Stated task | Search the records for "Range" and copy each line that holds it.

Start of Dataset entries

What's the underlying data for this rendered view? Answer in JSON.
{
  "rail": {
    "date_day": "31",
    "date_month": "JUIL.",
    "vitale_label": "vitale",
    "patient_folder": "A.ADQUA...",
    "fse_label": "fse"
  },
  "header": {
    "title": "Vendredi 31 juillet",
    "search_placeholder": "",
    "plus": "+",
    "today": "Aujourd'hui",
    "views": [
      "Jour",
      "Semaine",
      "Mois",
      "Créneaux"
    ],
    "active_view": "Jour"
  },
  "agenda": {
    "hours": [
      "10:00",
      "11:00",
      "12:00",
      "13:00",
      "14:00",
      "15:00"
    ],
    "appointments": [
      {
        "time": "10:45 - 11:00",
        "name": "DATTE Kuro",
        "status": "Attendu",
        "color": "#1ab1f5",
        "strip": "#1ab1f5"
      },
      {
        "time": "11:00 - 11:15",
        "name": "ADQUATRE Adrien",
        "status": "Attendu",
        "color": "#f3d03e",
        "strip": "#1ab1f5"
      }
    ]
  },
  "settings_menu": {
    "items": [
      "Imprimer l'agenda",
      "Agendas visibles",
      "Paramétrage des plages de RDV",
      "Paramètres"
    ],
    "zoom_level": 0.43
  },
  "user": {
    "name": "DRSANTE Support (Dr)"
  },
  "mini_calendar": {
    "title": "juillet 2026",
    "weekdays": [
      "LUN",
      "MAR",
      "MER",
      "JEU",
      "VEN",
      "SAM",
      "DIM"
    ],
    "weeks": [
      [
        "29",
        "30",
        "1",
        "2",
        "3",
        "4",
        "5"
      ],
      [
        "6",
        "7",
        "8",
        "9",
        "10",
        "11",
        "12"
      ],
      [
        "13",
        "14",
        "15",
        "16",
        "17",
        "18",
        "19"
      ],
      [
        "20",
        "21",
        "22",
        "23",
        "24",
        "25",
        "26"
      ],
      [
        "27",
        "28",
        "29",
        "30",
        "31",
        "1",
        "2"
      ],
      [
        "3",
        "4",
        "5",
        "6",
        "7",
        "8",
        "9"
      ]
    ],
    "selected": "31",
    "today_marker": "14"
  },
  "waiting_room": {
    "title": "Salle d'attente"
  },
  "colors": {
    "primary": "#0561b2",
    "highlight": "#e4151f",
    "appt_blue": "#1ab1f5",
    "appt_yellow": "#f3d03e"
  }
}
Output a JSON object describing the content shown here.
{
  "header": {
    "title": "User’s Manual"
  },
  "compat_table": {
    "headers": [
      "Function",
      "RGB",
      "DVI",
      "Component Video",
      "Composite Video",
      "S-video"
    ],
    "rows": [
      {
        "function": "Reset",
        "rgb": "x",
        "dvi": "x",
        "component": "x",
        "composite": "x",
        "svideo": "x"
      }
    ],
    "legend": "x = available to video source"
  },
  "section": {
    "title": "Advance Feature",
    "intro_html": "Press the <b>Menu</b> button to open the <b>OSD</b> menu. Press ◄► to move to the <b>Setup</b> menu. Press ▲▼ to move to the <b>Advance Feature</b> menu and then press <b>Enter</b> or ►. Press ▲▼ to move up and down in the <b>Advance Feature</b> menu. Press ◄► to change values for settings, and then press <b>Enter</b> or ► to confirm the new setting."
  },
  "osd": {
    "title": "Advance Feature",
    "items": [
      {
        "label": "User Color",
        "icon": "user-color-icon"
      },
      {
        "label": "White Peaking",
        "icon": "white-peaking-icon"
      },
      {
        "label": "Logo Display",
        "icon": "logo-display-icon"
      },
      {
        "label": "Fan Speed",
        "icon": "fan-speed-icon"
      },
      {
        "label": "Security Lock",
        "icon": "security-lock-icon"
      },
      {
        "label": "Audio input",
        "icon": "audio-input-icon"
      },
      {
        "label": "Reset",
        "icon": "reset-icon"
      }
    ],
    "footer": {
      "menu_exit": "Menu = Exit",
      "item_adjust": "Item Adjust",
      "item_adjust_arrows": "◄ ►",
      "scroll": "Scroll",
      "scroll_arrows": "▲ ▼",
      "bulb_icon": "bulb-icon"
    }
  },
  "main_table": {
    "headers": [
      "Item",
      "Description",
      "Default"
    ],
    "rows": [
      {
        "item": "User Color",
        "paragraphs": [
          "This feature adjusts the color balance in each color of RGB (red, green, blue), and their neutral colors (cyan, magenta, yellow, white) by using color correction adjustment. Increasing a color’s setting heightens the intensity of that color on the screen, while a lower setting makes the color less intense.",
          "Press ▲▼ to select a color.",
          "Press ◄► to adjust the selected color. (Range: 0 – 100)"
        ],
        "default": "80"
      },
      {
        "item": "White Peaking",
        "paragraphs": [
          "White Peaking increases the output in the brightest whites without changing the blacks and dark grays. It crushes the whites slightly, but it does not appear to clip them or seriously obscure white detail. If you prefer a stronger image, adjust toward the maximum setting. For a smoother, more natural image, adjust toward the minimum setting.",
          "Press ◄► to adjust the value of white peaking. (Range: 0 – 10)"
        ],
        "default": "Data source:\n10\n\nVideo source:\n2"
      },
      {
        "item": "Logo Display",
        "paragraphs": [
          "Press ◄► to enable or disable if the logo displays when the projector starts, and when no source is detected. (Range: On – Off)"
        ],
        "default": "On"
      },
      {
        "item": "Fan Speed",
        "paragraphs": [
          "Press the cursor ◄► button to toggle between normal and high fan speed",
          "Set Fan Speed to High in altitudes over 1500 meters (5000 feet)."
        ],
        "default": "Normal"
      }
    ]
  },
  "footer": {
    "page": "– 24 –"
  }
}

End of Dataset entries

Worked solution |
          "Press ◄► to adjust the selected color. (Range: 0 – 100)"
          "Press ◄► to adjust the value of white peaking. (Range: 0 – 10)"
          "Press ◄► to enable or disable if the logo displays when the projector starts, and when no source is detected. (Range: On – Off)"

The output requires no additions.